+++ Dataset extract +++

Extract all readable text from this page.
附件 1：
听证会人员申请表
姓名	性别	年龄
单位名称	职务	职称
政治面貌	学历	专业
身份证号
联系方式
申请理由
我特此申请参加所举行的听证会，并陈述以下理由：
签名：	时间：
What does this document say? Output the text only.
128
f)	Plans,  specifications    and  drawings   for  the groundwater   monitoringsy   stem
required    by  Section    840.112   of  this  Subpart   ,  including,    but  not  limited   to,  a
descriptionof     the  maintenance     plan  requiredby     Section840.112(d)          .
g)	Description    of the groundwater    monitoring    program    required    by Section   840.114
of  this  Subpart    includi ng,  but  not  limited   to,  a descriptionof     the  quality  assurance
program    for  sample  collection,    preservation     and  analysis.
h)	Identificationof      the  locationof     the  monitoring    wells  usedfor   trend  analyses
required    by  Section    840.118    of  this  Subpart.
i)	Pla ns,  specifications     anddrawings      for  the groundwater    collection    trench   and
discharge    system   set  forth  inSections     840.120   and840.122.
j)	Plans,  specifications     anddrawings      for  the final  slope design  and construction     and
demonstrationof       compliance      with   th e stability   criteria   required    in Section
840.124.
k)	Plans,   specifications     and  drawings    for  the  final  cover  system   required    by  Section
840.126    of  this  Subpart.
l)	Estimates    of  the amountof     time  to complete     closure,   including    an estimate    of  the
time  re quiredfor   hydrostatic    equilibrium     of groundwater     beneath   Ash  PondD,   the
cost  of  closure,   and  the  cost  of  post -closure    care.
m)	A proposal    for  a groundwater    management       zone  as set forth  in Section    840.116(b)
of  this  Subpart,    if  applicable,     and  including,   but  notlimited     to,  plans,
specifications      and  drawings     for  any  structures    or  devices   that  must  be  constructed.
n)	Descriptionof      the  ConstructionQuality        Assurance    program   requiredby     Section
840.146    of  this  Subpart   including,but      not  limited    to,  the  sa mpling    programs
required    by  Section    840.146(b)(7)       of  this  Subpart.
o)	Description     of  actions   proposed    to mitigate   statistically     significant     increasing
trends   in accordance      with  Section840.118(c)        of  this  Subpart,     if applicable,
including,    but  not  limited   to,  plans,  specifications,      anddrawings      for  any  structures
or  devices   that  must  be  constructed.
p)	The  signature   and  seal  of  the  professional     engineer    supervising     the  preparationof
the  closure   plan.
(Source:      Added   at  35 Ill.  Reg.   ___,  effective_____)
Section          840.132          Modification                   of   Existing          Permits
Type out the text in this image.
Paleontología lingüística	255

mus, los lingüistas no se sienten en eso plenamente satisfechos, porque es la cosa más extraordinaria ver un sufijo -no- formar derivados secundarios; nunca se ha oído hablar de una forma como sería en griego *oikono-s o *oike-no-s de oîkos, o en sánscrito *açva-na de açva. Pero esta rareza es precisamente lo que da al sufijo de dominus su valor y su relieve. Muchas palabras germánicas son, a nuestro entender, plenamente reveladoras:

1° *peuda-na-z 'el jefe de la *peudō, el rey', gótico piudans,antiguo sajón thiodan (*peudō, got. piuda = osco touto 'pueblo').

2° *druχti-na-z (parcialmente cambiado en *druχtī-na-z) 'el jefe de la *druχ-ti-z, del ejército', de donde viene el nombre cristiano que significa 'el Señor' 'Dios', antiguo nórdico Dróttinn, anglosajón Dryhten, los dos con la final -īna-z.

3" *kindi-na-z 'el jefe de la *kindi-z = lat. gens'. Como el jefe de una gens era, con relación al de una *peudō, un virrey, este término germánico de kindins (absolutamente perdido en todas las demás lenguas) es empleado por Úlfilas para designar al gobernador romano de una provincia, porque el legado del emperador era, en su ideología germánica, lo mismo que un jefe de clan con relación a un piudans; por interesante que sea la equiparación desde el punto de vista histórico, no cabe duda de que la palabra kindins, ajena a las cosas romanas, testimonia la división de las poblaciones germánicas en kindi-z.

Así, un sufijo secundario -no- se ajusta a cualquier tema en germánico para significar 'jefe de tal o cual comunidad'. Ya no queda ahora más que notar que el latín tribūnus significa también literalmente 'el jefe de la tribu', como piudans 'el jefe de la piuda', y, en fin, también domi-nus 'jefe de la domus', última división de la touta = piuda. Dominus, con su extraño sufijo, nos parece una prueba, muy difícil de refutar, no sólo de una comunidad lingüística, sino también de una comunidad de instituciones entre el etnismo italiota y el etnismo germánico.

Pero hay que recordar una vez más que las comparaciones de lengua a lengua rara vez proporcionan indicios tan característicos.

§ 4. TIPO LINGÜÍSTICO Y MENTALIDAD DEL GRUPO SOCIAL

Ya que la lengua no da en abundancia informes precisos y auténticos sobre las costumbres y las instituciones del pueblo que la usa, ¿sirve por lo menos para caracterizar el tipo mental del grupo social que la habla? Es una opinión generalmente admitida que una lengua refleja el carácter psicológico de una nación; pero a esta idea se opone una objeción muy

+++

Quote each line of the listing above exactly.

Extract all readable text from this page.
附件 1：
听证会人员申请表
姓名	性别	年龄
单位名称	职务	职称
政治面貌	学历	专业
身份证号
联系方式
申请理由
我特此申请参加所举行的听证会，并陈述以下理由：
签名：	时间：
What does this document say? Output the text only.
128
f)	Plans,  specifications    and  drawings   for  the groundwater   monitoringsy   stem
required    by  Section    840.112   of  this  Subpart   ,  including,    but  not  limited   to,  a
descriptionof     the  maintenance     plan  requiredby     Section840.112(d)          .
g)	Description    of the groundwater    monitoring    program    required    by Section   840.114
of  this  Subpart    includi ng,  but  not  limited   to,  a descriptionof     the  quality  assurance
program    for  sample  collection,    preservation     and  analysis.
h)	Identificationof      the  locationof     the  monitoring    wells  usedfor   trend  analyses
required    by  Section    840.118    of  this  Subpart.
i)	Pla ns,  specifications     anddrawings      for  the groundwater    collection    trench   and
discharge    system   set  forth  inSections     840.120   and840.122.
j)	Plans,  specifications     anddrawings      for  the final  slope design  and construction     and
demonstrationof       compliance      with   th e stability   criteria   required    in Section
840.124.
k)	Plans,   specifications     and  drawings    for  the  final  cover  system   required    by  Section
840.126    of  this  Subpart.
l)	Estimates    of  the amountof     time  to complete     closure,   including    an estimate    of  the
time  re quiredfor   hydrostatic    equilibrium     of groundwater     beneath   Ash  PondD,   the
cost  of  closure,   and  the  cost  of  post -closure    care.
m)	A proposal    for  a groundwater    management       zone  as set forth  in Section    840.116(b)
of  this  Subpart,    if  applicable,     and  including,   but  notlimited     to,  plans,
specifications      and  drawings     for  any  structures    or  devices   that  must  be  constructed.
n)	Descriptionof      the  ConstructionQuality        Assurance    program   requiredby     Section
840.146    of  this  Subpart   including,but      not  limited    to,  the  sa mpling    programs
required    by  Section    840.146(b)(7)       of  this  Subpart.
o)	Description     of  actions   proposed    to mitigate   statistically     significant     increasing
trends   in accordance      with  Section840.118(c)        of  this  Subpart,     if applicable,
including,    but  not  limited   to,  plans,  specifications,      anddrawings      for  any  structures
or  devices   that  must  be  constructed.
p)	The  signature   and  seal  of  the  professional     engineer    supervising     the  preparationof
the  closure   plan.
(Source:      Added   at  35 Ill.  Reg.   ___,  effective_____)
Section          840.132          Modification                   of   Existing          Permits
Type out the text in this image.
Paleontología lingüística	255

mus, los lingüistas no se sienten en eso plenamente satisfechos, porque es la cosa más extraordinaria ver un sufijo -no- formar derivados secundarios; nunca se ha oído hablar de una forma como sería en griego *oikono-s o *oike-no-s de oîkos, o en sánscrito *açva-na de açva. Pero esta rareza es precisamente lo que da al sufijo de dominus su valor y su relieve. Muchas palabras germánicas son, a nuestro entender, plenamente reveladoras:

1° *peuda-na-z 'el jefe de la *peudō, el rey', gótico piudans,antiguo sajón thiodan (*peudō, got. piuda = osco touto 'pueblo').

2° *druχti-na-z (parcialmente cambiado en *druχtī-na-z) 'el jefe de la *druχ-ti-z, del ejército', de donde viene el nombre cristiano que significa 'el Señor' 'Dios', antiguo nórdico Dróttinn, anglosajón Dryhten, los dos con la final -īna-z.

3" *kindi-na-z 'el jefe de la *kindi-z = lat. gens'. Como el jefe de una gens era, con relación al de una *peudō, un virrey, este término germánico de kindins (absolutamente perdido en todas las demás lenguas) es empleado por Úlfilas para designar al gobernador romano de una provincia, porque el legado del emperador era, en su ideología germánica, lo mismo que un jefe de clan con relación a un piudans; por interesante que sea la equiparación desde el punto de vista histórico, no cabe duda de que la palabra kindins, ajena a las cosas romanas, testimonia la división de las poblaciones germánicas en kindi-z.

Así, un sufijo secundario -no- se ajusta a cualquier tema en germánico para significar 'jefe de tal o cual comunidad'. Ya no queda ahora más que notar que el latín tribūnus significa también literalmente 'el jefe de la tribu', como piudans 'el jefe de la piuda', y, en fin, también domi-nus 'jefe de la domus', última división de la touta = piuda. Dominus, con su extraño sufijo, nos parece una prueba, muy difícil de refutar, no sólo de una comunidad lingüística, sino también de una comunidad de instituciones entre el etnismo italiota y el etnismo germánico.

Pero hay que recordar una vez más que las comparaciones de lengua a lengua rara vez proporcionan indicios tan característicos.

§ 4. TIPO LINGÜÍSTICO Y MENTALIDAD DEL GRUPO SOCIAL

Ya que la lengua no da en abundancia informes precisos y auténticos sobre las costumbres y las instituciones del pueblo que la usa, ¿sirve por lo menos para caracterizar el tipo mental del grupo social que la habla? Es una opinión generalmente admitida que una lengua refleja el carácter psicológico de una nación; pero a esta idea se opone una objeción muy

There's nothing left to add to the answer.